> **EXERCISE REQUIREMENTS**
Write out the whole listing again, exactly as given.

> **EXCERPTED RECORDS**

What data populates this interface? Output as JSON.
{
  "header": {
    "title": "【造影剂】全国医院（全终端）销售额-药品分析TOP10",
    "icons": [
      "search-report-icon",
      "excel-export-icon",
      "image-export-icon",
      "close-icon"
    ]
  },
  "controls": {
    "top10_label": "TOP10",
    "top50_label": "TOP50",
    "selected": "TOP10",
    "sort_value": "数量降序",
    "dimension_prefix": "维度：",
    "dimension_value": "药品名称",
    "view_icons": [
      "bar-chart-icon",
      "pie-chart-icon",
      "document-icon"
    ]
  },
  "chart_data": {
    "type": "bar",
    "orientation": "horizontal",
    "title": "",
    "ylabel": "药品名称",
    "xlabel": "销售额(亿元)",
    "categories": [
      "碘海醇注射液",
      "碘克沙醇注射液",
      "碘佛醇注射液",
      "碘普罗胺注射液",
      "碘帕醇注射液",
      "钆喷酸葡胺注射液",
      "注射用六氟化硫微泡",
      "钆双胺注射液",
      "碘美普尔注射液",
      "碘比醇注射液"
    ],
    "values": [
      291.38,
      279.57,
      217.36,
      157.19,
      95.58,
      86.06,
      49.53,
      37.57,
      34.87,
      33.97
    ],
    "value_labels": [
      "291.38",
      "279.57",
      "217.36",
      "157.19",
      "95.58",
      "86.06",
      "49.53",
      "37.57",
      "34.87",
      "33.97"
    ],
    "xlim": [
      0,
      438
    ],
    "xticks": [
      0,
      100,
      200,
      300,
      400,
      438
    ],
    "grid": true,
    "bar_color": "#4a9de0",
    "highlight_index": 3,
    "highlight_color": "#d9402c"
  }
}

> **EXERCISE RESPONSE**
What data populates this interface? Output as JSON.
{
  "header": {
    "title": "【造影剂】全国医院（全终端）销售额-药品分析TOP10",
    "icons": [
      "search-report-icon",
      "excel-export-icon",
      "image-export-icon",
      "close-icon"
    ]
  },
  "controls": {
    "top10_label": "TOP10",
    "top50_label": "TOP50",
    "selected": "TOP10",
    "sort_value": "数量降序",
    "dimension_prefix": "维度：",
    "dimension_value": "药品名称",
    "view_icons": [
      "bar-chart-icon",
      "pie-chart-icon",
      "document-icon"
    ]
  },
  "chart_data": {
    "type": "bar",
    "orientation": "horizontal",
    "title": "",
    "ylabel": "药品名称",
    "xlabel": "销售额(亿元)",
    "categories": [
      "碘海醇注射液",
      "碘克沙醇注射液",
      "碘佛醇注射液",
      "碘普罗胺注射液",
      "碘帕醇注射液",
      "钆喷酸葡胺注射液",
      "注射用六氟化硫微泡",
      "钆双胺注射液",
      "碘美普尔注射液",
      "碘比醇注射液"
    ],
    "values": [
      291.38,
      279.57,
      217.36,
      157.19,
      95.58,
      86.06,
      49.53,
      37.57,
      34.87,
      33.97
    ],
    "value_labels": [
      "291.38",
      "279.57",
      "217.36",
      "157.19",
      "95.58",
      "86.06",
      "49.53",
      "37.57",
      "34.87",
      "33.97"
    ],
    "xlim": [
      0,
      438
    ],
    "xticks": [
      0,
      100,
      200,
      300,
      400,
      438
    ],
    "grid": true,
    "bar_color": "#4a9de0",
    "highlight_index": 3,
    "highlight_color": "#d9402c"
  }
}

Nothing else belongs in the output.